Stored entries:

# # #

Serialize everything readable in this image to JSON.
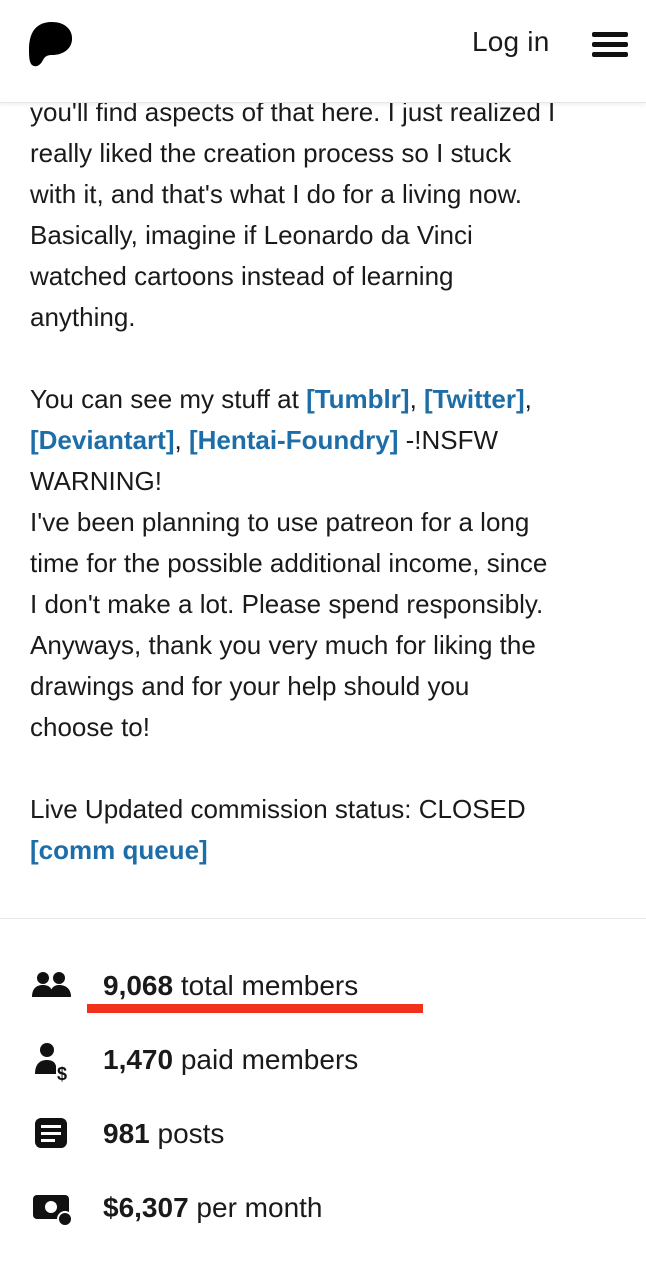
{
  "header": {
    "login_label": "Log in",
    "logo_icon": "patreon-logo-icon",
    "menu_icon": "hamburger-menu-icon"
  },
  "about": {
    "line1": "you'll find aspects of that here. I just realized I",
    "line2": "really liked the creation process so I stuck",
    "line3": "with it, and that's what I do for a living now.",
    "line4": "Basically, imagine if Leonardo da Vinci",
    "line5": "watched cartoons instead of learning",
    "line6": "anything.",
    "links_intro": "You can see my stuff at ",
    "link_tumblr": "[Tumblr]",
    "link_twitter": "[Twitter]",
    "link_deviantart": "[Deviantart]",
    "link_hentai": "[Hentai-Foundry]",
    "nsfw_a": " -!NSFW",
    "nsfw_b": "WARNING!",
    "p2_line1": "I've been planning to use patreon for a long",
    "p2_line2": "time for the possible additional income, since",
    "p2_line3": "I don't make a lot. Please spend responsibly.",
    "p2_line4": "Anyways, thank you very much for liking the",
    "p2_line5": "drawings and for your help should you",
    "p2_line6": "choose to!",
    "status_text": "Live Updated commission status: CLOSED",
    "link_queue": "[comm queue]"
  },
  "stats": [
    {
      "icon": "members-icon",
      "value": "9,068",
      "label": " total members"
    },
    {
      "icon": "paid-member-icon",
      "value": "1,470",
      "label": " paid members"
    },
    {
      "icon": "posts-icon",
      "value": "981",
      "label": " posts"
    },
    {
      "icon": "money-icon",
      "value": "$6,307",
      "label": " per month"
    }
  ],
  "colors": {
    "link": "#1d6ea8",
    "highlight_underline": "#f2311c"
  }
}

# # #

**PROBLEM**: Look through the entries and work out how many lines have the word "icon" in them; reply with that number only.

**TASK RESPONSE**: 6